**TASK DESCRIPTION**. Exact repetition is required: output every record in full.
BEGIN LISTING
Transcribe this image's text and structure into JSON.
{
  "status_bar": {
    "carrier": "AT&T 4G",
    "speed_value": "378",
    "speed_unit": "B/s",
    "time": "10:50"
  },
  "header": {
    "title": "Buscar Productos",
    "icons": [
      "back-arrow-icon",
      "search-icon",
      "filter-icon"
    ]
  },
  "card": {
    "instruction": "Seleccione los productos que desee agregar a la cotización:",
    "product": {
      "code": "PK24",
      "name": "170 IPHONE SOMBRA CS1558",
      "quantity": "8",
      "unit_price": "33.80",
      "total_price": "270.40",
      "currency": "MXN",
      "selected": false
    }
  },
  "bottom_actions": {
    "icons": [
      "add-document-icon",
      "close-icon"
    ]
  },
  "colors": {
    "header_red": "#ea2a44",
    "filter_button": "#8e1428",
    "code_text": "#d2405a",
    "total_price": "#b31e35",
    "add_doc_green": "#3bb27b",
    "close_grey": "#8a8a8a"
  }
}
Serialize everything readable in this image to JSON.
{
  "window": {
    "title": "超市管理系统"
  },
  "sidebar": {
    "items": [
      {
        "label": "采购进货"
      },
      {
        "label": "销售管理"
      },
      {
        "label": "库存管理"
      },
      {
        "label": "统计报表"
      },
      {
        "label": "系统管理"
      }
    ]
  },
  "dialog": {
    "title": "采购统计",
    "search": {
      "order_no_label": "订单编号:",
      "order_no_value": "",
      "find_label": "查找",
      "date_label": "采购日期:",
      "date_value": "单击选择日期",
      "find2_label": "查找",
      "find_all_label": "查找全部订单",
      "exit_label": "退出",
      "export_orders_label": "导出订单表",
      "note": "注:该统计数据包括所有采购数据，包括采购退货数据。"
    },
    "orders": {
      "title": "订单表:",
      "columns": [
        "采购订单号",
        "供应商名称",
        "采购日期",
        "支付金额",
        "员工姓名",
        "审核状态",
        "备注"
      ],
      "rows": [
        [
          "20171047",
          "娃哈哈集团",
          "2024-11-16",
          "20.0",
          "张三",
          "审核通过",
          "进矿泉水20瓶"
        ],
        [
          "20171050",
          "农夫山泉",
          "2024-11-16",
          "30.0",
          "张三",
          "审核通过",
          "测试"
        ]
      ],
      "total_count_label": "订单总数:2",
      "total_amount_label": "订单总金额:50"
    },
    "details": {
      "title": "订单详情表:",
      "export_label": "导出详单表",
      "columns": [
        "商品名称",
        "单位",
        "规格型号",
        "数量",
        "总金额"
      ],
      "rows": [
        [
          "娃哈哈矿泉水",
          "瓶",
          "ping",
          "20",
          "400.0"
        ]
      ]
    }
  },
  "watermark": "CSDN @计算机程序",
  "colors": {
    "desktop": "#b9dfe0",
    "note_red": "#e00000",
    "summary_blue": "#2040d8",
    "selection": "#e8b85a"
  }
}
END LISTING
**ANSWER TO THIS EXERCISE**.
Transcribe this image's text and structure into JSON.
{
  "status_bar": {
    "carrier": "AT&T 4G",
    "speed_value": "378",
    "speed_unit": "B/s",
    "time": "10:50"
  },
  "header": {
    "title": "Buscar Productos",
    "icons": [
      "back-arrow-icon",
      "search-icon",
      "filter-icon"
    ]
  },
  "card": {
    "instruction": "Seleccione los productos que desee agregar a la cotización:",
    "product": {
      "code": "PK24",
      "name": "170 IPHONE SOMBRA CS1558",
      "quantity": "8",
      "unit_price": "33.80",
      "total_price": "270.40",
      "currency": "MXN",
      "selected": false
    }
  },
  "bottom_actions": {
    "icons": [
      "add-document-icon",
      "close-icon"
    ]
  },
  "colors": {
    "header_red": "#ea2a44",
    "filter_button": "#8e1428",
    "code_text": "#d2405a",
    "total_price": "#b31e35",
    "add_doc_green": "#3bb27b",
    "close_grey": "#8a8a8a"
  }
}
Serialize everything readable in this image to JSON.
{
  "window": {
    "title": "超市管理系统"
  },
  "sidebar": {
    "items": [
      {
        "label": "采购进货"
      },
      {
        "label": "销售管理"
      },
      {
        "label": "库存管理"
      },
      {
        "label": "统计报表"
      },
      {
        "label": "系统管理"
      }
    ]
  },
  "dialog": {
    "title": "采购统计",
    "search": {
      "order_no_label": "订单编号:",
      "order_no_value": "",
      "find_label": "查找",
      "date_label": "采购日期:",
      "date_value": "单击选择日期",
      "find2_label": "查找",
      "find_all_label": "查找全部订单",
      "exit_label": "退出",
      "export_orders_label": "导出订单表",
      "note": "注:该统计数据包括所有采购数据，包括采购退货数据。"
    },
    "orders": {
      "title": "订单表:",
      "columns": [
        "采购订单号",
        "供应商名称",
        "采购日期",
        "支付金额",
        "员工姓名",
        "审核状态",
        "备注"
      ],
      "rows": [
        [
          "20171047",
          "娃哈哈集团",
          "2024-11-16",
          "20.0",
          "张三",
          "审核通过",
          "进矿泉水20瓶"
        ],
        [
          "20171050",
          "农夫山泉",
          "2024-11-16",
          "30.0",
          "张三",
          "审核通过",
          "测试"
        ]
      ],
      "total_count_label": "订单总数:2",
      "total_amount_label": "订单总金额:50"
    },
    "details": {
      "title": "订单详情表:",
      "export_label": "导出详单表",
      "columns": [
        "商品名称",
        "单位",
        "规格型号",
        "数量",
        "总金额"
      ],
      "rows": [
        [
          "娃哈哈矿泉水",
          "瓶",
          "ping",
          "20",
          "400.0"
        ]
      ]
    }
  },
  "watermark": "CSDN @计算机程序",
  "colors": {
    "desktop": "#b9dfe0",
    "note_red": "#e00000",
    "summary_blue": "#2040d8",
    "selection": "#e8b85a"
  }
}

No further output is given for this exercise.